◆ EXERCISE GOAL
Return the lines where the word "Brown" occurs.
##### GIVEN RECORDS #####
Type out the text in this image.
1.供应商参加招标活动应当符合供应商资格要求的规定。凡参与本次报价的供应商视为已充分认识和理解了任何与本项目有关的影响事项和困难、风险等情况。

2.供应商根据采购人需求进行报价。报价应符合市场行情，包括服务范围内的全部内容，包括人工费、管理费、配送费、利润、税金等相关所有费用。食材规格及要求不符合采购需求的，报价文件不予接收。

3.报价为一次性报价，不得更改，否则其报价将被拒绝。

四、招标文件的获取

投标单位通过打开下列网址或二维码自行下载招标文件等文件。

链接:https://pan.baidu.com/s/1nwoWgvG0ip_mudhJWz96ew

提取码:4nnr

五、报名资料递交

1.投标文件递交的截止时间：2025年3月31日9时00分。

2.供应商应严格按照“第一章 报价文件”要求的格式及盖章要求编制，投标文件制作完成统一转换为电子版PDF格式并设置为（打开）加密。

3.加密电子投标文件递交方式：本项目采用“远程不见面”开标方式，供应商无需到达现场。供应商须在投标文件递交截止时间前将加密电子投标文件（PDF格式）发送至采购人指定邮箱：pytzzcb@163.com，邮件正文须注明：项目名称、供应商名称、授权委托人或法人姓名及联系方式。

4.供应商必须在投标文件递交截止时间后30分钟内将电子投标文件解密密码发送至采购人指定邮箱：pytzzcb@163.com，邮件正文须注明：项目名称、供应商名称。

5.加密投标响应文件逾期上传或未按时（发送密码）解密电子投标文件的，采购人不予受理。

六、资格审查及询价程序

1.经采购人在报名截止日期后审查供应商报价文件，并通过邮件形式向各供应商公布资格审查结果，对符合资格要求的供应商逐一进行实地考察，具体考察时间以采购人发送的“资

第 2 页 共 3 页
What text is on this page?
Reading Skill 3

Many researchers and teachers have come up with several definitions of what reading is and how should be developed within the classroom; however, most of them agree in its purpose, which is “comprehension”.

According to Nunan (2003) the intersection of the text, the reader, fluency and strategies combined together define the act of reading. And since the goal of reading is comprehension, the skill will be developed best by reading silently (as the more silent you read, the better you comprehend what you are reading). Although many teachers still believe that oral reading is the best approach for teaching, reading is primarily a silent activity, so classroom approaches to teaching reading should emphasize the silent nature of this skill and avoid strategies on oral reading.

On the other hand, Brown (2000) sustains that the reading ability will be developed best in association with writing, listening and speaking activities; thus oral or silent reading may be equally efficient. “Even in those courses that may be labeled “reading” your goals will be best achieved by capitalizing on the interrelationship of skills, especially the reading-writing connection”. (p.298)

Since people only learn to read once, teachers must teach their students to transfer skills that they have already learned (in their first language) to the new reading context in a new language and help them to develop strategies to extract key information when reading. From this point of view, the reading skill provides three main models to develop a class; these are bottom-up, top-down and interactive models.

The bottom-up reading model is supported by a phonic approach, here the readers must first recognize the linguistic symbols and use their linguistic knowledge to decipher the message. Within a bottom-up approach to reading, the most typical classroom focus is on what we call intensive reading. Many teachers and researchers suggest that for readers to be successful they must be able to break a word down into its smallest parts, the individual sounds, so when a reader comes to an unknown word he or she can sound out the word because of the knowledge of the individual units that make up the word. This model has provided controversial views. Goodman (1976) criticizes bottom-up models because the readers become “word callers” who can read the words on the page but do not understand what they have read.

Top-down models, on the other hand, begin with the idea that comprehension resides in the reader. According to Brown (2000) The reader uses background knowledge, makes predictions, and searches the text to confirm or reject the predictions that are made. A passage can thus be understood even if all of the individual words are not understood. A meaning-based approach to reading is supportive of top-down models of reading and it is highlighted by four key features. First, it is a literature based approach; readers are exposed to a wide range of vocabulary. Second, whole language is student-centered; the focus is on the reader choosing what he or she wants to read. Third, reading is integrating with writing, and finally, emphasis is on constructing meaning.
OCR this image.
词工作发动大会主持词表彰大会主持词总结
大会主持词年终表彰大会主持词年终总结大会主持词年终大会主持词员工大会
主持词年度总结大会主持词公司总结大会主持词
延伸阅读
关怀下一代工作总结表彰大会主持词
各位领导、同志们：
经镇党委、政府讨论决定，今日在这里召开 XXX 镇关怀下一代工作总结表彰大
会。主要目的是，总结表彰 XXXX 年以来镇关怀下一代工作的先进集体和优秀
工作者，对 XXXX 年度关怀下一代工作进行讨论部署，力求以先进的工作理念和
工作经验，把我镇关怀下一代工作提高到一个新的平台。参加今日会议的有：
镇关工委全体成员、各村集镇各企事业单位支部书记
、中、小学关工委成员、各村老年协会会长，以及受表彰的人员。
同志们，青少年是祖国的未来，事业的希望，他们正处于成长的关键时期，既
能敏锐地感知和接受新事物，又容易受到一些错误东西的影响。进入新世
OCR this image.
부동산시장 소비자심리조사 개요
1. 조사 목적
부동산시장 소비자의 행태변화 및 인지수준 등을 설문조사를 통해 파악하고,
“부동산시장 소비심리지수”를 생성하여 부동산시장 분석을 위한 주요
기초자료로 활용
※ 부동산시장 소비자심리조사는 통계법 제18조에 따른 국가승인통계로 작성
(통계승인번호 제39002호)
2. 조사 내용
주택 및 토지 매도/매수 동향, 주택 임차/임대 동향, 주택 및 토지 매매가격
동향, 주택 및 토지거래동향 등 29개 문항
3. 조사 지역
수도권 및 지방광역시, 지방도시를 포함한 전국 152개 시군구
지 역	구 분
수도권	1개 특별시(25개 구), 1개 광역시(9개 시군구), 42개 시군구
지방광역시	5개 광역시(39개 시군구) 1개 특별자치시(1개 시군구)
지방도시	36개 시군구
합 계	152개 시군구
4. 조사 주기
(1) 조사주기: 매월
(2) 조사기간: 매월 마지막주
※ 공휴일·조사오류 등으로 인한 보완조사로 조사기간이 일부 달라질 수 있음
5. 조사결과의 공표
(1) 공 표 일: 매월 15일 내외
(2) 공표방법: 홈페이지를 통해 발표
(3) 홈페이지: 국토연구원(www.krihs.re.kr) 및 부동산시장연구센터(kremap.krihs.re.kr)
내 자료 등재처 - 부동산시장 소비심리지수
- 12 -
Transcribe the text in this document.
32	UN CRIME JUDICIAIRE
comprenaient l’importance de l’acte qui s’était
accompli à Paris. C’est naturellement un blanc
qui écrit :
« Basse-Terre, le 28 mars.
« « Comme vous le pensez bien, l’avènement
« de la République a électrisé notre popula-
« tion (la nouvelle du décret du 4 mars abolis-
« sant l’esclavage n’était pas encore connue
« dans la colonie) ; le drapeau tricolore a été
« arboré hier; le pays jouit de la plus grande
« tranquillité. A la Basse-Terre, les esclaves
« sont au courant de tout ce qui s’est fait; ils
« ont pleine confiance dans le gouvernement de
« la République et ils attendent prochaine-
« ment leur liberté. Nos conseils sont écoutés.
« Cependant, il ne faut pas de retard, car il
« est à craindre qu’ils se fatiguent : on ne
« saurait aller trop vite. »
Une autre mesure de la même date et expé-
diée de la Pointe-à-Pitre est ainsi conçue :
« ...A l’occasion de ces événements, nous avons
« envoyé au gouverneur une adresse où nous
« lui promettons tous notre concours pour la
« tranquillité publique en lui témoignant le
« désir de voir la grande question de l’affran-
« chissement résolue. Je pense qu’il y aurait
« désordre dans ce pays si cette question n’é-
#####
◆ ANSWER TO THE PROBLEM
On the other hand, Brown (2000) sustains that the reading ability will be developed best in association with writing, listening and speaking activities; thus oral or silent reading may be equally efficient. “Even in those courses that may be labeled “reading” your goals will be best achieved by capitalizing on the interrelationship of skills, especially the reading-writing connection”. (p.298)
Top-down models, on the other hand, begin with the idea that comprehension resides in the reader. According to Brown (2000) The reader uses background knowledge, makes predictions, and searches the text to confirm or reject the predictions that are made. A passage can thus be understood even if all of the individual words are not understood. A meaning-based approach to reading is supportive of top-down models of reading and it is highlighted by four key features. First, it is a literature based approach; readers are exposed to a wide range of vocabulary. Second, whole language is student-centered; the focus is on the reader choosing what he or she wants to read. Third, reading is integrating with writing, and finally, emphasis is on constructing meaning.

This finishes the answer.